▶ _Problem details_
All the data must come back unchanged, except that pictures are left out.

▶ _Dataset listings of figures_
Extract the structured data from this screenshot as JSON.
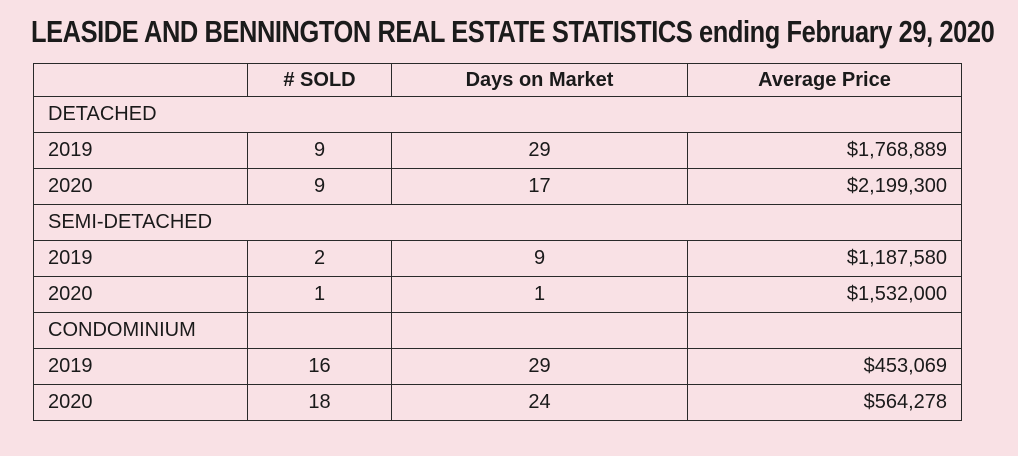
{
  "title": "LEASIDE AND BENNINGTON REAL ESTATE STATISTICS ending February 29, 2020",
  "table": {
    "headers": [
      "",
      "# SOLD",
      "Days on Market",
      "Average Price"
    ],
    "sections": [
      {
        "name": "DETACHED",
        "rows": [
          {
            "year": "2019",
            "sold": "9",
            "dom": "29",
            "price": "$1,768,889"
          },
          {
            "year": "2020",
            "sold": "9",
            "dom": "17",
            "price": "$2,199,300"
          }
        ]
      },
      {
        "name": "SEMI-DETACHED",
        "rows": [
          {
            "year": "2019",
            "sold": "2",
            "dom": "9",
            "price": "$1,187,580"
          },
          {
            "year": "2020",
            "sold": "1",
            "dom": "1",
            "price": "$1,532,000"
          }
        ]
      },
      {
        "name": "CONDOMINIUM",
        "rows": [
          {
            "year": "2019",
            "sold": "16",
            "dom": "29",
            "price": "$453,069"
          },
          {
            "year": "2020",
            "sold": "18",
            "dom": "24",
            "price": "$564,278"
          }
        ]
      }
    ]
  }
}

▶ _Response to this task_
Extract the structured data from this screenshot as JSON.
{
  "title": "LEASIDE AND BENNINGTON REAL ESTATE STATISTICS ending February 29, 2020",
  "table": {
    "headers": [
      "",
      "# SOLD",
      "Days on Market",
      "Average Price"
    ],
    "sections": [
      {
        "name": "DETACHED",
        "rows": [
          {
            "year": "2019",
            "sold": "9",
            "dom": "29",
            "price": "$1,768,889"
          },
          {
            "year": "2020",
            "sold": "9",
            "dom": "17",
            "price": "$2,199,300"
          }
        ]
      },
      {
        "name": "SEMI-DETACHED",
        "rows": [
          {
            "year": "2019",
            "sold": "2",
            "dom": "9",
            "price": "$1,187,580"
          },
          {
            "year": "2020",
            "sold": "1",
            "dom": "1",
            "price": "$1,532,000"
          }
        ]
      },
      {
        "name": "CONDOMINIUM",
        "rows": [
          {
            "year": "2019",
            "sold": "16",
            "dom": "29",
            "price": "$453,069"
          },
          {
            "year": "2020",
            "sold": "18",
            "dom": "24",
            "price": "$564,278"
          }
        ]
      }
    ]
  }
}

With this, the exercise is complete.